◆ **Exercise task**: The listing below must be repeated word for word, with its images excluded.

= = =

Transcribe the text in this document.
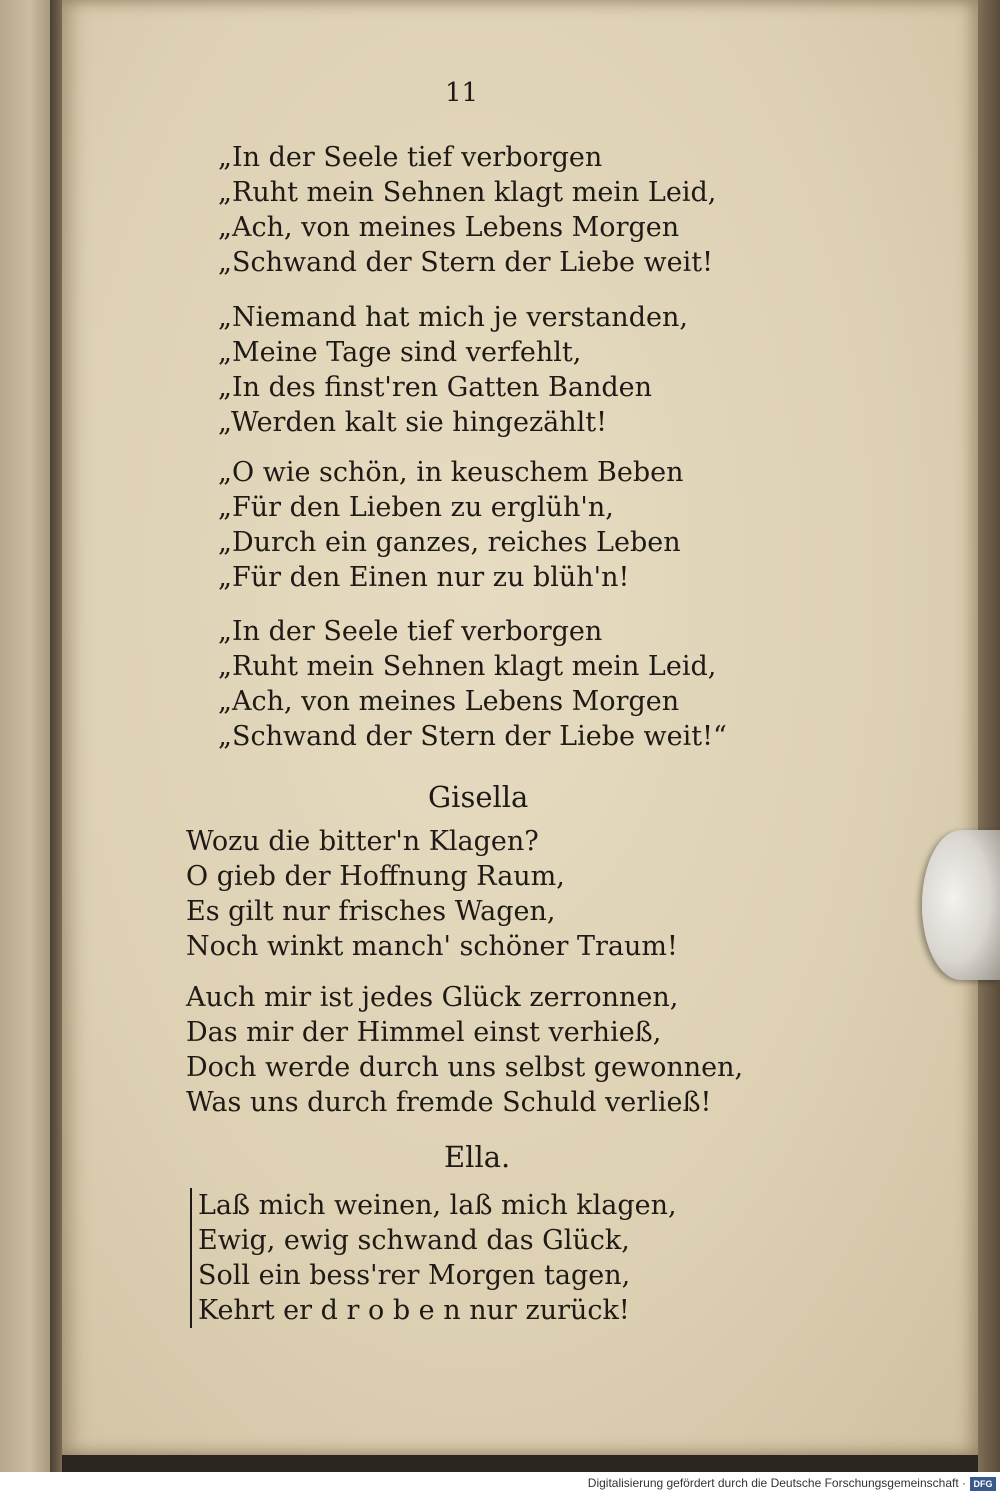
11
„In der Seele tief verborgen
„Ruht mein Sehnen klagt mein Leid,
„Ach, von meines Lebens Morgen
„Schwand der Stern der Liebe weit!
„Niemand hat mich je verstanden,
„Meine Tage sind verfehlt,
„In des finst'ren Gatten Banden
„Werden kalt sie hingezählt!
„O wie schön, in keuschem Beben
„Für den Lieben zu erglüh'n,
„Durch ein ganzes, reiches Leben
„Für den Einen nur zu blüh'n!
„In der Seele tief verborgen
„Ruht mein Sehnen klagt mein Leid,
„Ach, von meines Lebens Morgen
„Schwand der Stern der Liebe weit!“
Gisella
Wozu die bitter'n Klagen?
O gieb der Hoffnung Raum,
Es gilt nur frisches Wagen,
Noch winkt manch' schöner Traum!
Auch mir ist jedes Glück zerronnen,
Das mir der Himmel einst verhieß,
Doch werde durch uns selbst gewonnen,
Was uns durch fremde Schuld verließ!
Ella.
Laß mich weinen, laß mich klagen,
Ewig, ewig schwand das Glück,
Soll ein bess'rer Morgen tagen,
Kehrt er d r o b e n nur zurück!
Digitalisierung gefördert durch die Deutsche Forschungsgemeinschaft · DFG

= = =

◆ **Answer to this exercise**:
Transcribe the text in this document.
11
„In der Seele tief verborgen
„Ruht mein Sehnen klagt mein Leid,
„Ach, von meines Lebens Morgen
„Schwand der Stern der Liebe weit!
„Niemand hat mich je verstanden,
„Meine Tage sind verfehlt,
„In des finst'ren Gatten Banden
„Werden kalt sie hingezählt!
„O wie schön, in keuschem Beben
„Für den Lieben zu erglüh'n,
„Durch ein ganzes, reiches Leben
„Für den Einen nur zu blüh'n!
„In der Seele tief verborgen
„Ruht mein Sehnen klagt mein Leid,
„Ach, von meines Lebens Morgen
„Schwand der Stern der Liebe weit!“
Gisella
Wozu die bitter'n Klagen?
O gieb der Hoffnung Raum,
Es gilt nur frisches Wagen,
Noch winkt manch' schöner Traum!
Auch mir ist jedes Glück zerronnen,
Das mir der Himmel einst verhieß,
Doch werde durch uns selbst gewonnen,
Was uns durch fremde Schuld verließ!
Ella.
Laß mich weinen, laß mich klagen,
Ewig, ewig schwand das Glück,
Soll ein bess'rer Morgen tagen,
Kehrt er d r o b e n nur zurück!
Digitalisierung gefördert durch die Deutsche Forschungsgemeinschaft · DFG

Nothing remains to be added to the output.